Please print all of the material below, word for word.

Excerpts from a figure dataset:
◆ ◆ ◆ ◆ ◆

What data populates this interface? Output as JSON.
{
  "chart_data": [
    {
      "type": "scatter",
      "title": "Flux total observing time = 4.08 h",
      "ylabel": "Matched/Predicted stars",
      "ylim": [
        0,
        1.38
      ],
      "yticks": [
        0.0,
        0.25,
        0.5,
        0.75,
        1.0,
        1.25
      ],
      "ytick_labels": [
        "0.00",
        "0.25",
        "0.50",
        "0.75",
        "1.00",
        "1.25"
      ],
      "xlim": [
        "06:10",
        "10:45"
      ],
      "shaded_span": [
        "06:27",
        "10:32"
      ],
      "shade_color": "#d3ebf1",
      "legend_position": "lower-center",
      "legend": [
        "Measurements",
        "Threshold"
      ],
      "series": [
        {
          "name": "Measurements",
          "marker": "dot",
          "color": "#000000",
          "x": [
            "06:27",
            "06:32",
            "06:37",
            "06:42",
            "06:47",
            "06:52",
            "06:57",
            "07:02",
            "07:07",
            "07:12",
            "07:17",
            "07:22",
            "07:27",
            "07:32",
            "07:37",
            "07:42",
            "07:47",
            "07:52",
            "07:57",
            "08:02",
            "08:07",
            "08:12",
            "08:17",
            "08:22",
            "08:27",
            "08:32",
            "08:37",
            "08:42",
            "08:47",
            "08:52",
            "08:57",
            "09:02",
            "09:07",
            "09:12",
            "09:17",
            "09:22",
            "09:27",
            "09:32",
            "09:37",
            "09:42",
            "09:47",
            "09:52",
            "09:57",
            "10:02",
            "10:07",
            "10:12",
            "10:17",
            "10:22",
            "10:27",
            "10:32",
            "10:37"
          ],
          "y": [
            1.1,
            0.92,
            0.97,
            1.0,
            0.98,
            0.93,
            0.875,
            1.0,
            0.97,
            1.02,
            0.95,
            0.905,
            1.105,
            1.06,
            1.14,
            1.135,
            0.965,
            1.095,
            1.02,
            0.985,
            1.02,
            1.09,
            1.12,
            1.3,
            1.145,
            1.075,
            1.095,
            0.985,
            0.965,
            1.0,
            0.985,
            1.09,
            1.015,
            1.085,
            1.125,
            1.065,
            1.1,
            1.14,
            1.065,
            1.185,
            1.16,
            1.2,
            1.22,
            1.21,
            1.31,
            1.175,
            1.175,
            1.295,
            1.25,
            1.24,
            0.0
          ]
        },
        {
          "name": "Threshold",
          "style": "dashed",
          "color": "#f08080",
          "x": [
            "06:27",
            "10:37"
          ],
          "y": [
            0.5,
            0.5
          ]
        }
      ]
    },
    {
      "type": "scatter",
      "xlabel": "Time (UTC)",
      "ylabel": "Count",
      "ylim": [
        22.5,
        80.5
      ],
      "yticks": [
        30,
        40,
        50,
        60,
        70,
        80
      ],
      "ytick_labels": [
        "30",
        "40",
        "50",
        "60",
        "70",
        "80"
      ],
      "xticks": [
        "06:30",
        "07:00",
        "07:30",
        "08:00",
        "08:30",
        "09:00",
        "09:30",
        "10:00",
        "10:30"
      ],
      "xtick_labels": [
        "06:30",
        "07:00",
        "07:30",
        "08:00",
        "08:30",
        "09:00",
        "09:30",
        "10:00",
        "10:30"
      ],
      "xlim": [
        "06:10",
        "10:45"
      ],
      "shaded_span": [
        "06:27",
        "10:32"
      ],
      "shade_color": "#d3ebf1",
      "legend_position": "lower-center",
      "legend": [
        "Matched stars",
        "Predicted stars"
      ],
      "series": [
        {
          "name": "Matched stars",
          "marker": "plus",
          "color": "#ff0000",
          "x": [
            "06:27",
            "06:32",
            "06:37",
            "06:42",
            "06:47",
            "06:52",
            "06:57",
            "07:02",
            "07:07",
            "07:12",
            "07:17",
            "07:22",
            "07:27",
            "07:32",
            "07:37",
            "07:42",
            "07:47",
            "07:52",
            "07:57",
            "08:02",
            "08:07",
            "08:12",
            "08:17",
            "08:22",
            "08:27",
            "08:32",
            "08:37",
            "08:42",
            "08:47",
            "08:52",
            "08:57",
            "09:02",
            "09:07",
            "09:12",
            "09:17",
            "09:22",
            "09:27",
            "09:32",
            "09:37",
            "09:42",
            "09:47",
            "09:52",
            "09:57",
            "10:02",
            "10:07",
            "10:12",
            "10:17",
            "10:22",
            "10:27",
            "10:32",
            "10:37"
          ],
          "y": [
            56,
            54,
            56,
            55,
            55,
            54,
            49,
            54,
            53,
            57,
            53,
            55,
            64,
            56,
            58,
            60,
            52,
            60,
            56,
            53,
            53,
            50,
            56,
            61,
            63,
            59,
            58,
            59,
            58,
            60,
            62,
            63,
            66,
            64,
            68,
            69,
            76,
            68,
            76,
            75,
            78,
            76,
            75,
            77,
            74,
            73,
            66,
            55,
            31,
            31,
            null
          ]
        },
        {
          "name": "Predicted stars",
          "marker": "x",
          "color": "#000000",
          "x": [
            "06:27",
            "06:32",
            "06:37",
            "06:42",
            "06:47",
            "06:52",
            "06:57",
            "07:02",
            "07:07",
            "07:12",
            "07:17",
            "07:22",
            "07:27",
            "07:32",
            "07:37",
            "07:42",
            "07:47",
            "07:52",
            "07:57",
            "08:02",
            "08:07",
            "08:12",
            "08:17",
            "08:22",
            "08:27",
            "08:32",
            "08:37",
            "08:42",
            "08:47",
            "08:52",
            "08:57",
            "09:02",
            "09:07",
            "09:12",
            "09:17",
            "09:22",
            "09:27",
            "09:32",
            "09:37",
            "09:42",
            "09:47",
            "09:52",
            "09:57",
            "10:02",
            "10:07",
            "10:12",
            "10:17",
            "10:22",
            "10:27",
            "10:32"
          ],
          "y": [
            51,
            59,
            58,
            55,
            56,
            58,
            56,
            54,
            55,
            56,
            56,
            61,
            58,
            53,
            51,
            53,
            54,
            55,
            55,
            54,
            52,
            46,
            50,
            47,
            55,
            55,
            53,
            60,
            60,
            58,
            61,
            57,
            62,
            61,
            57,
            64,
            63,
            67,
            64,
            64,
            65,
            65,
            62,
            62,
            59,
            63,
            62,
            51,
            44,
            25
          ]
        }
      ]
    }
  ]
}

◆ ◆ ◆ ◆ ◆

THE COMPLETED TASK:
What data populates this interface? Output as JSON.
{
  "chart_data": [
    {
      "type": "scatter",
      "title": "Flux total observing time = 4.08 h",
      "ylabel": "Matched/Predicted stars",
      "ylim": [
        0,
        1.38
      ],
      "yticks": [
        0.0,
        0.25,
        0.5,
        0.75,
        1.0,
        1.25
      ],
      "ytick_labels": [
        "0.00",
        "0.25",
        "0.50",
        "0.75",
        "1.00",
        "1.25"
      ],
      "xlim": [
        "06:10",
        "10:45"
      ],
      "shaded_span": [
        "06:27",
        "10:32"
      ],
      "shade_color": "#d3ebf1",
      "legend_position": "lower-center",
      "legend": [
        "Measurements",
        "Threshold"
      ],
      "series": [
        {
          "name": "Measurements",
          "marker": "dot",
          "color": "#000000",
          "x": [
            "06:27",
            "06:32",
            "06:37",
            "06:42",
            "06:47",
            "06:52",
            "06:57",
            "07:02",
            "07:07",
            "07:12",
            "07:17",
            "07:22",
            "07:27",
            "07:32",
            "07:37",
            "07:42",
            "07:47",
            "07:52",
            "07:57",
            "08:02",
            "08:07",
            "08:12",
            "08:17",
            "08:22",
            "08:27",
            "08:32",
            "08:37",
            "08:42",
            "08:47",
            "08:52",
            "08:57",
            "09:02",
            "09:07",
            "09:12",
            "09:17",
            "09:22",
            "09:27",
            "09:32",
            "09:37",
            "09:42",
            "09:47",
            "09:52",
            "09:57",
            "10:02",
            "10:07",
            "10:12",
            "10:17",
            "10:22",
            "10:27",
            "10:32",
            "10:37"
          ],
          "y": [
            1.1,
            0.92,
            0.97,
            1.0,
            0.98,
            0.93,
            0.875,
            1.0,
            0.97,
            1.02,
            0.95,
            0.905,
            1.105,
            1.06,
            1.14,
            1.135,
            0.965,
            1.095,
            1.02,
            0.985,
            1.02,
            1.09,
            1.12,
            1.3,
            1.145,
            1.075,
            1.095,
            0.985,
            0.965,
            1.0,
            0.985,
            1.09,
            1.015,
            1.085,
            1.125,
            1.065,
            1.1,
            1.14,
            1.065,
            1.185,
            1.16,
            1.2,
            1.22,
            1.21,
            1.31,
            1.175,
            1.175,
            1.295,
            1.25,
            1.24,
            0.0
          ]
        },
        {
          "name": "Threshold",
          "style": "dashed",
          "color": "#f08080",
          "x": [
            "06:27",
            "10:37"
          ],
          "y": [
            0.5,
            0.5
          ]
        }
      ]
    },
    {
      "type": "scatter",
      "xlabel": "Time (UTC)",
      "ylabel": "Count",
      "ylim": [
        22.5,
        80.5
      ],
      "yticks": [
        30,
        40,
        50,
        60,
        70,
        80
      ],
      "ytick_labels": [
        "30",
        "40",
        "50",
        "60",
        "70",
        "80"
      ],
      "xticks": [
        "06:30",
        "07:00",
        "07:30",
        "08:00",
        "08:30",
        "09:00",
        "09:30",
        "10:00",
        "10:30"
      ],
      "xtick_labels": [
        "06:30",
        "07:00",
        "07:30",
        "08:00",
        "08:30",
        "09:00",
        "09:30",
        "10:00",
        "10:30"
      ],
      "xlim": [
        "06:10",
        "10:45"
      ],
      "shaded_span": [
        "06:27",
        "10:32"
      ],
      "shade_color": "#d3ebf1",
      "legend_position": "lower-center",
      "legend": [
        "Matched stars",
        "Predicted stars"
      ],
      "series": [
        {
          "name": "Matched stars",
          "marker": "plus",
          "color": "#ff0000",
          "x": [
            "06:27",
            "06:32",
            "06:37",
            "06:42",
            "06:47",
            "06:52",
            "06:57",
            "07:02",
            "07:07",
            "07:12",
            "07:17",
            "07:22",
            "07:27",
            "07:32",
            "07:37",
            "07:42",
            "07:47",
            "07:52",
            "07:57",
            "08:02",
            "08:07",
            "08:12",
            "08:17",
            "08:22",
            "08:27",
            "08:32",
            "08:37",
            "08:42",
            "08:47",
            "08:52",
            "08:57",
            "09:02",
            "09:07",
            "09:12",
            "09:17",
            "09:22",
            "09:27",
            "09:32",
            "09:37",
            "09:42",
            "09:47",
            "09:52",
            "09:57",
            "10:02",
            "10:07",
            "10:12",
            "10:17",
            "10:22",
            "10:27",
            "10:32",
            "10:37"
          ],
          "y": [
            56,
            54,
            56,
            55,
            55,
            54,
            49,
            54,
            53,
            57,
            53,
            55,
            64,
            56,
            58,
            60,
            52,
            60,
            56,
            53,
            53,
            50,
            56,
            61,
            63,
            59,
            58,
            59,
            58,
            60,
            62,
            63,
            66,
            64,
            68,
            69,
            76,
            68,
            76,
            75,
            78,
            76,
            75,
            77,
            74,
            73,
            66,
            55,
            31,
            31,
            null
          ]
        },
        {
          "name": "Predicted stars",
          "marker": "x",
          "color": "#000000",
          "x": [
            "06:27",
            "06:32",
            "06:37",
            "06:42",
            "06:47",
            "06:52",
            "06:57",
            "07:02",
            "07:07",
            "07:12",
            "07:17",
            "07:22",
            "07:27",
            "07:32",
            "07:37",
            "07:42",
            "07:47",
            "07:52",
            "07:57",
            "08:02",
            "08:07",
            "08:12",
            "08:17",
            "08:22",
            "08:27",
            "08:32",
            "08:37",
            "08:42",
            "08:47",
            "08:52",
            "08:57",
            "09:02",
            "09:07",
            "09:12",
            "09:17",
            "09:22",
            "09:27",
            "09:32",
            "09:37",
            "09:42",
            "09:47",
            "09:52",
            "09:57",
            "10:02",
            "10:07",
            "10:12",
            "10:17",
            "10:22",
            "10:27",
            "10:32"
          ],
          "y": [
            51,
            59,
            58,
            55,
            56,
            58,
            56,
            54,
            55,
            56,
            56,
            61,
            58,
            53,
            51,
            53,
            54,
            55,
            55,
            54,
            52,
            46,
            50,
            47,
            55,
            55,
            53,
            60,
            60,
            58,
            61,
            57,
            62,
            61,
            57,
            64,
            63,
            67,
            64,
            64,
            65,
            65,
            62,
            62,
            59,
            63,
            62,
            51,
            44,
            25
          ]
        }
      ]
    }
  ]
}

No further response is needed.